● **INPUT ROWS**
□ □ □

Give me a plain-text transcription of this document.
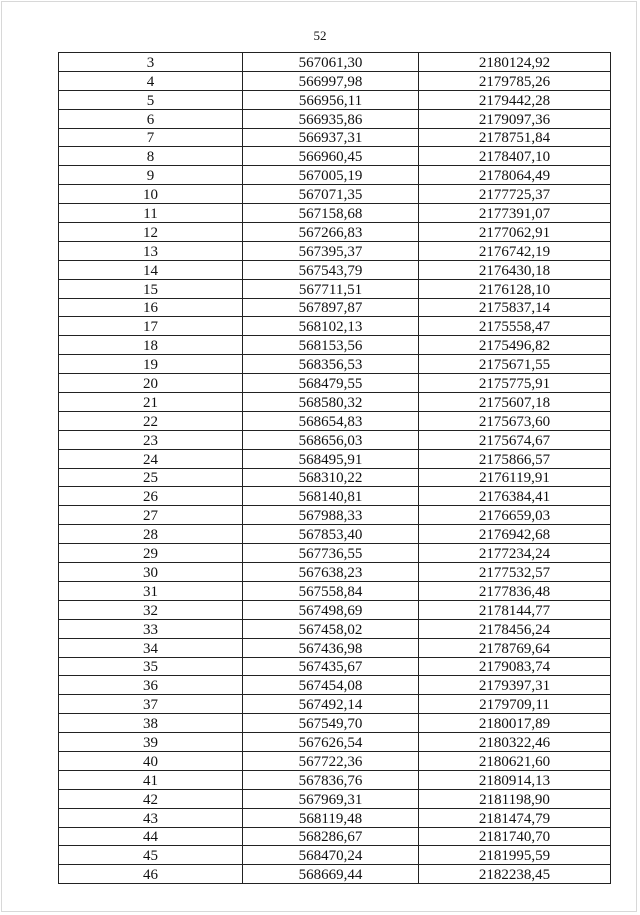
52
3	567061,30	2180124,92
4	566997,98	2179785,26
5	566956,11	2179442,28
6	566935,86	2179097,36
7	566937,31	2178751,84
8	566960,45	2178407,10
9	567005,19	2178064,49
10	567071,35	2177725,37
11	567158,68	2177391,07
12	567266,83	2177062,91
13	567395,37	2176742,19
14	567543,79	2176430,18
15	567711,51	2176128,10
16	567897,87	2175837,14
17	568102,13	2175558,47
18	568153,56	2175496,82
19	568356,53	2175671,55
20	568479,55	2175775,91
21	568580,32	2175607,18
22	568654,83	2175673,60
23	568656,03	2175674,67
24	568495,91	2175866,57
25	568310,22	2176119,91
26	568140,81	2176384,41
27	567988,33	2176659,03
28	567853,40	2176942,68
29	567736,55	2177234,24
30	567638,23	2177532,57
31	567558,84	2177836,48
32	567498,69	2178144,77
33	567458,02	2178456,24
34	567436,98	2178769,64
35	567435,67	2179083,74
36	567454,08	2179397,31
37	567492,14	2179709,11
38	567549,70	2180017,89
39	567626,54	2180322,46
40	567722,36	2180621,60
41	567836,76	2180914,13
42	567969,31	2181198,90
43	568119,48	2181474,79
44	568286,67	2181740,70
45	568470,24	2181995,59
46	568669,44	2182238,45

□ □ □

● **INSTRUCTION**
Set down the material above as is, without any pictures.

● **PROBLEM SOLUTION**
Give me a plain-text transcription of this document.
52
3	567061,30	2180124,92
4	566997,98	2179785,26
5	566956,11	2179442,28
6	566935,86	2179097,36
7	566937,31	2178751,84
8	566960,45	2178407,10
9	567005,19	2178064,49
10	567071,35	2177725,37
11	567158,68	2177391,07
12	567266,83	2177062,91
13	567395,37	2176742,19
14	567543,79	2176430,18
15	567711,51	2176128,10
16	567897,87	2175837,14
17	568102,13	2175558,47
18	568153,56	2175496,82
19	568356,53	2175671,55
20	568479,55	2175775,91
21	568580,32	2175607,18
22	568654,83	2175673,60
23	568656,03	2175674,67
24	568495,91	2175866,57
25	568310,22	2176119,91
26	568140,81	2176384,41
27	567988,33	2176659,03
28	567853,40	2176942,68
29	567736,55	2177234,24
30	567638,23	2177532,57
31	567558,84	2177836,48
32	567498,69	2178144,77
33	567458,02	2178456,24
34	567436,98	2178769,64
35	567435,67	2179083,74
36	567454,08	2179397,31
37	567492,14	2179709,11
38	567549,70	2180017,89
39	567626,54	2180322,46
40	567722,36	2180621,60
41	567836,76	2180914,13
42	567969,31	2181198,90
43	568119,48	2181474,79
44	568286,67	2181740,70
45	568470,24	2181995,59
46	568669,44	2182238,45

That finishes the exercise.